Stored data
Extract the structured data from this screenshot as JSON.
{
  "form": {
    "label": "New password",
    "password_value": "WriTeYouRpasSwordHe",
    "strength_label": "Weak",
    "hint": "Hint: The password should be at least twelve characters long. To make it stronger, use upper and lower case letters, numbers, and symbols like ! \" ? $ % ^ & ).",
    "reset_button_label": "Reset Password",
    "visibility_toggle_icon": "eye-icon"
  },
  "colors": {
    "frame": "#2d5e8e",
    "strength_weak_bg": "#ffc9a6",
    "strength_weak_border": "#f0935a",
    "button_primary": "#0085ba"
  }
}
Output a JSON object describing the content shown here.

==

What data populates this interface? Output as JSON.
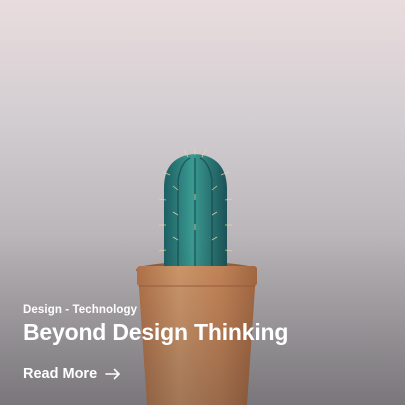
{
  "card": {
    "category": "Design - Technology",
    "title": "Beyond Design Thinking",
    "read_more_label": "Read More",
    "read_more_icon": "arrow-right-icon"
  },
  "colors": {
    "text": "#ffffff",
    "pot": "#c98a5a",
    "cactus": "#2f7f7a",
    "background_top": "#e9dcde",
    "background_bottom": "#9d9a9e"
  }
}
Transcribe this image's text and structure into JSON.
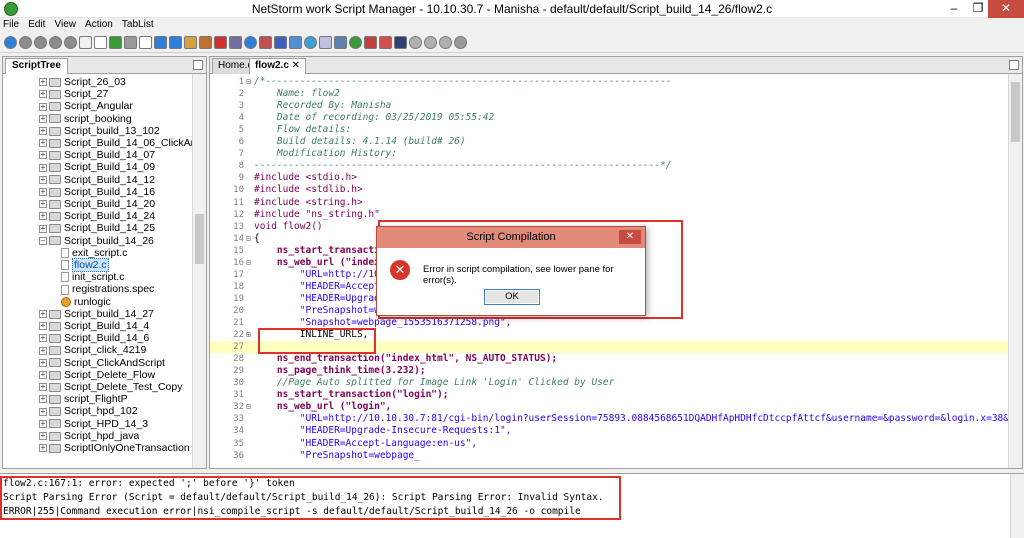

- Exercise brief -
Except for the pictures, write out exactly the lines from the line that contains "What data populates" through the line that contains "Transcribe this image's", including both.

- Written solution -
What data populates this interface? Output as JSON.
{
  "card": {
    "category": "Design - Technology",
    "title": "Beyond Design Thinking",
    "read_more_label": "Read More",
    "read_more_icon": "arrow-right-icon"
  },
  "colors": {
    "text": "#ffffff",
    "pot": "#c98a5a",
    "cactus": "#2f7f7a",
    "background_top": "#e9dcde",
    "background_bottom": "#9d9a9e"
  }
}
Transcribe this image's text and structure into JSON.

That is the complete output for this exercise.